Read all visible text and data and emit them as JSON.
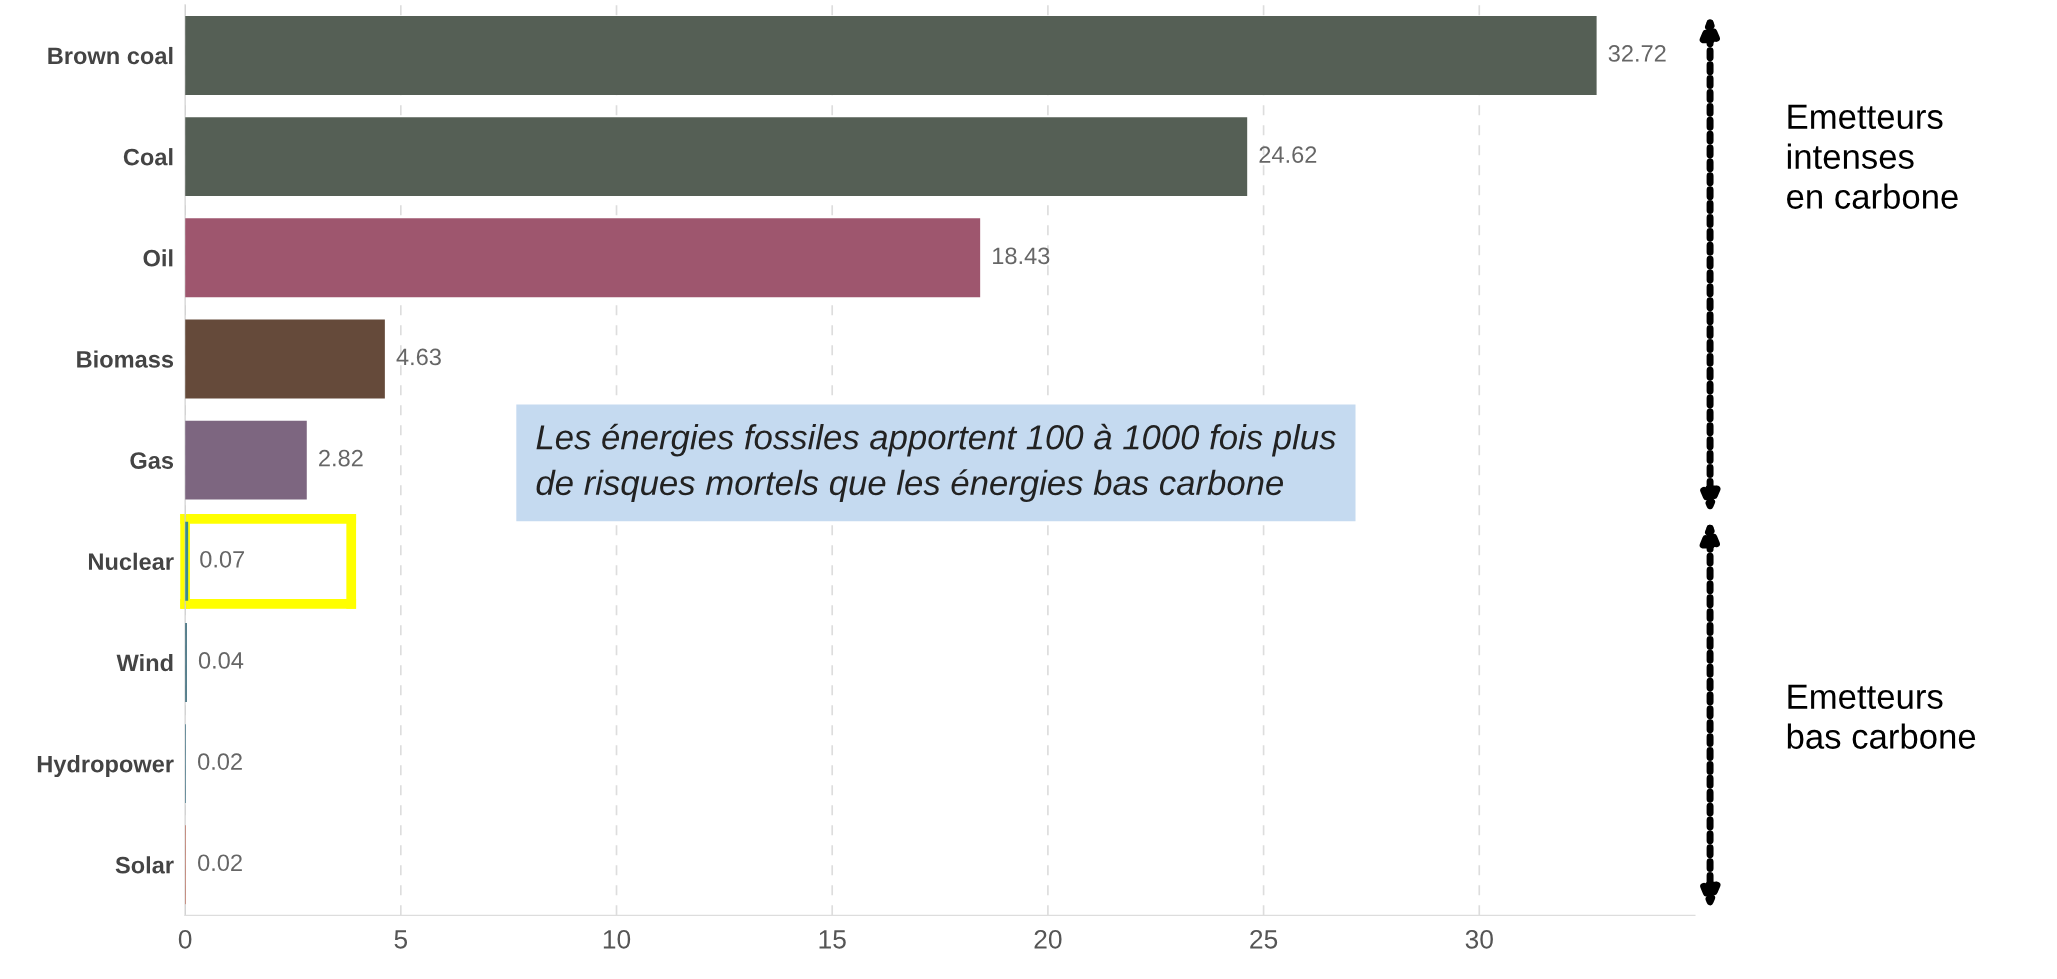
{
  "chart_data": {
    "type": "bar",
    "orientation": "horizontal",
    "categories": [
      "Brown coal",
      "Coal",
      "Oil",
      "Biomass",
      "Gas",
      "Nuclear",
      "Wind",
      "Hydropower",
      "Solar"
    ],
    "values": [
      32.72,
      24.62,
      18.43,
      4.63,
      2.82,
      0.07,
      0.04,
      0.02,
      0.02
    ],
    "colors": [
      "#555f55",
      "#555f55",
      "#9e566e",
      "#654a3a",
      "#7d6680",
      "#3c8a8a",
      "#3a6a7a",
      "#4a7a8a",
      "#c07a6a"
    ],
    "xlim": [
      0,
      35
    ],
    "xticks": [
      0,
      5,
      10,
      15,
      20,
      25,
      30
    ],
    "grid": "x",
    "data_labels": true,
    "annotations": [
      "Les énergies fossiles apportent 100 à 1000 fois plus\nde risques mortels que les énergies bas carbone",
      "Emetteurs\nintenses\nen carbone",
      "Emetteurs\nbas carbone"
    ]
  }
}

• What is asked
From the entries above, select each line containing the string "Emetteurs".

• Completed task
      "Emetteurs\nintenses\nen carbone",
      "Emetteurs\nbas carbone"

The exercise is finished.